* **The request**: Write out the material again exactly, please, and omit the pictures.

Records from a collection
>> Begin

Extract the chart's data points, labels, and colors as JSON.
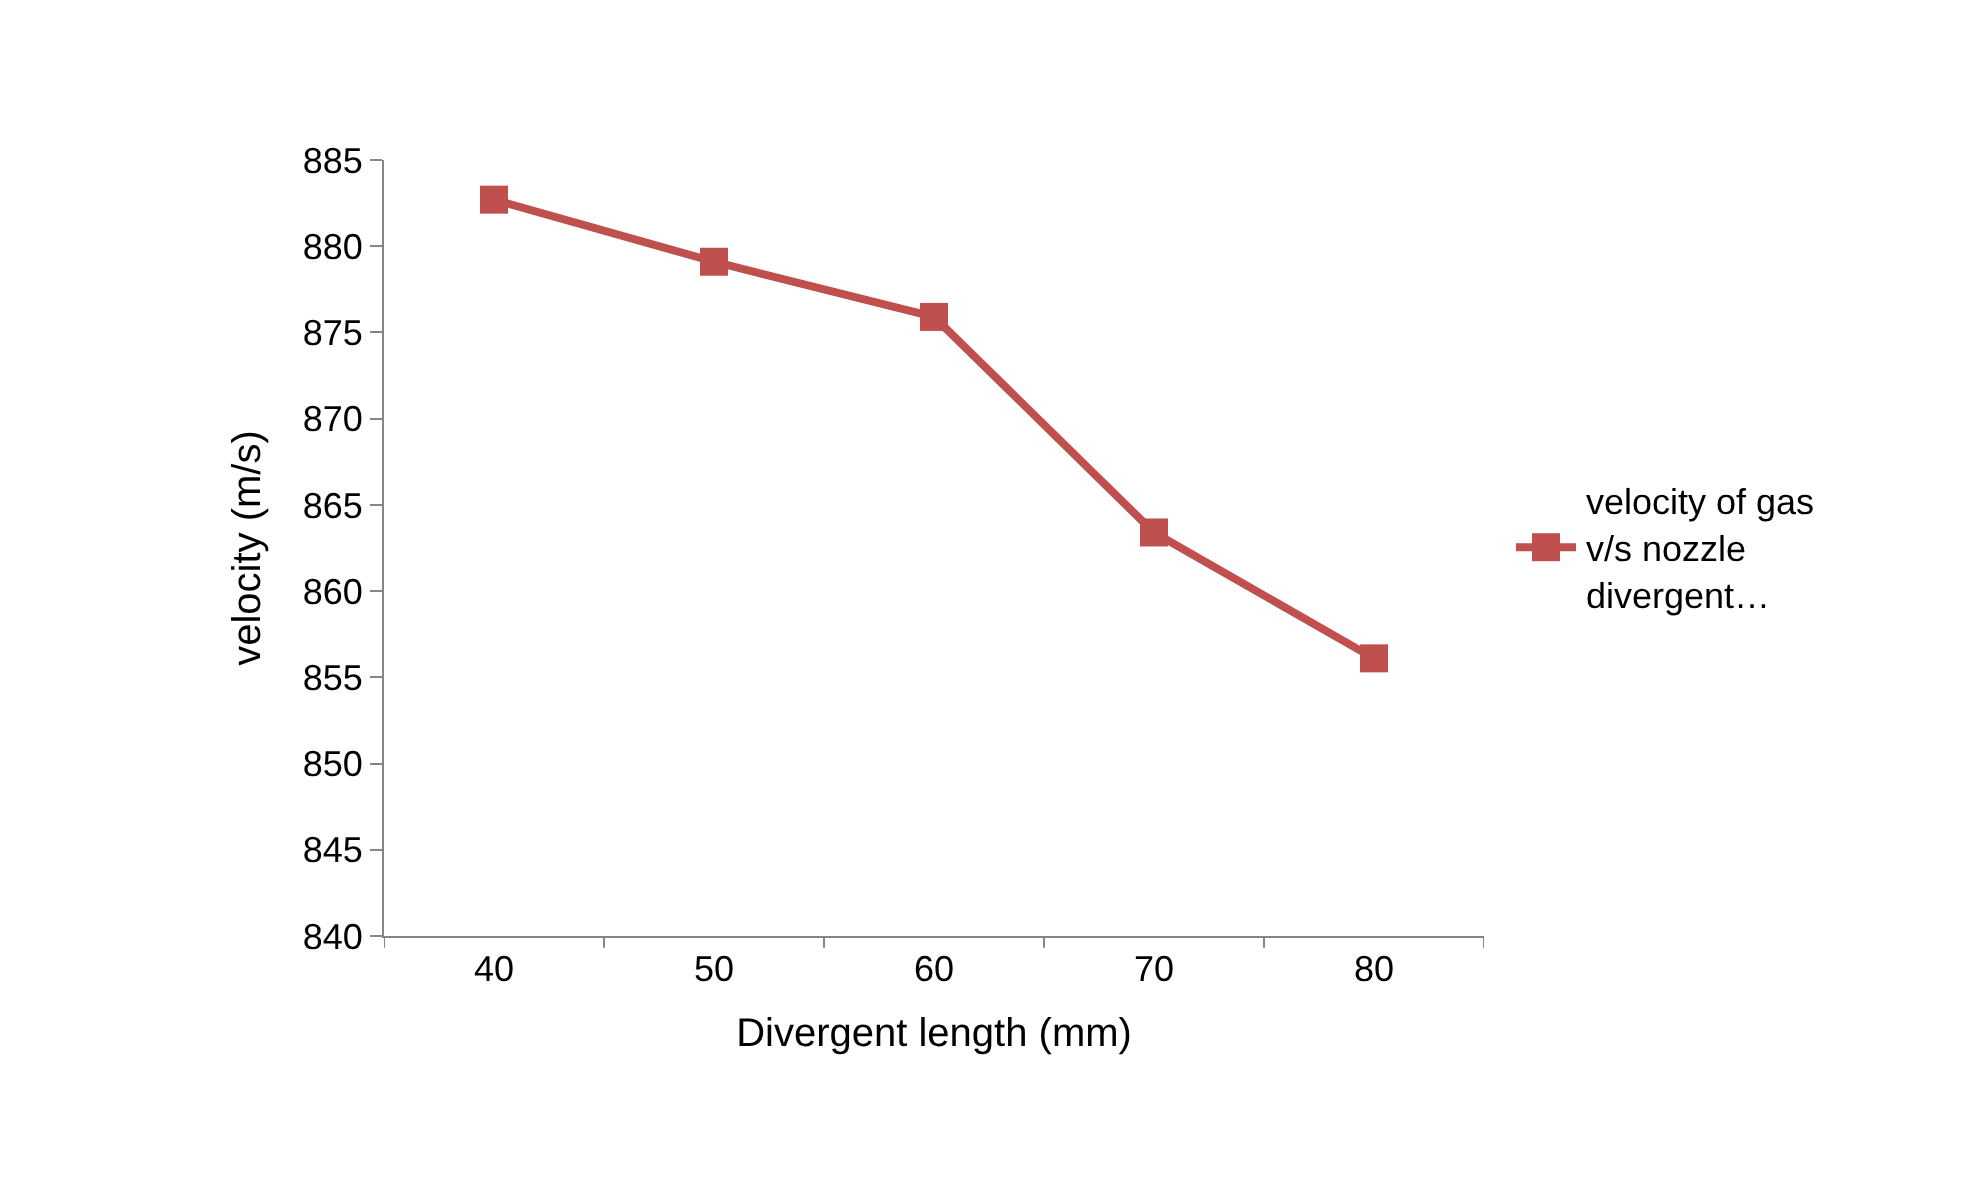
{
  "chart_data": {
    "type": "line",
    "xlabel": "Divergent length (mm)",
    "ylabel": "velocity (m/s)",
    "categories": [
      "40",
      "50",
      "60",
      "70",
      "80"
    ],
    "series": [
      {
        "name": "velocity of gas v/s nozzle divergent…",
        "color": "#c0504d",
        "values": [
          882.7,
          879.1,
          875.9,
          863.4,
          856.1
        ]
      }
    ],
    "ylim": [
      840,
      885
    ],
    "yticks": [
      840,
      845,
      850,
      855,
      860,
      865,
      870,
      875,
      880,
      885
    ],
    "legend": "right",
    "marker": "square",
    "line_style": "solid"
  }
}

>> End

* **Solved exercise**:
Extract the chart's data points, labels, and colors as JSON.
{
  "chart_data": {
    "type": "line",
    "xlabel": "Divergent length (mm)",
    "ylabel": "velocity (m/s)",
    "categories": [
      "40",
      "50",
      "60",
      "70",
      "80"
    ],
    "series": [
      {
        "name": "velocity of gas v/s nozzle divergent…",
        "color": "#c0504d",
        "values": [
          882.7,
          879.1,
          875.9,
          863.4,
          856.1
        ]
      }
    ],
    "ylim": [
      840,
      885
    ],
    "yticks": [
      840,
      845,
      850,
      855,
      860,
      865,
      870,
      875,
      880,
      885
    ],
    "legend": "right",
    "marker": "square",
    "line_style": "solid"
  }
}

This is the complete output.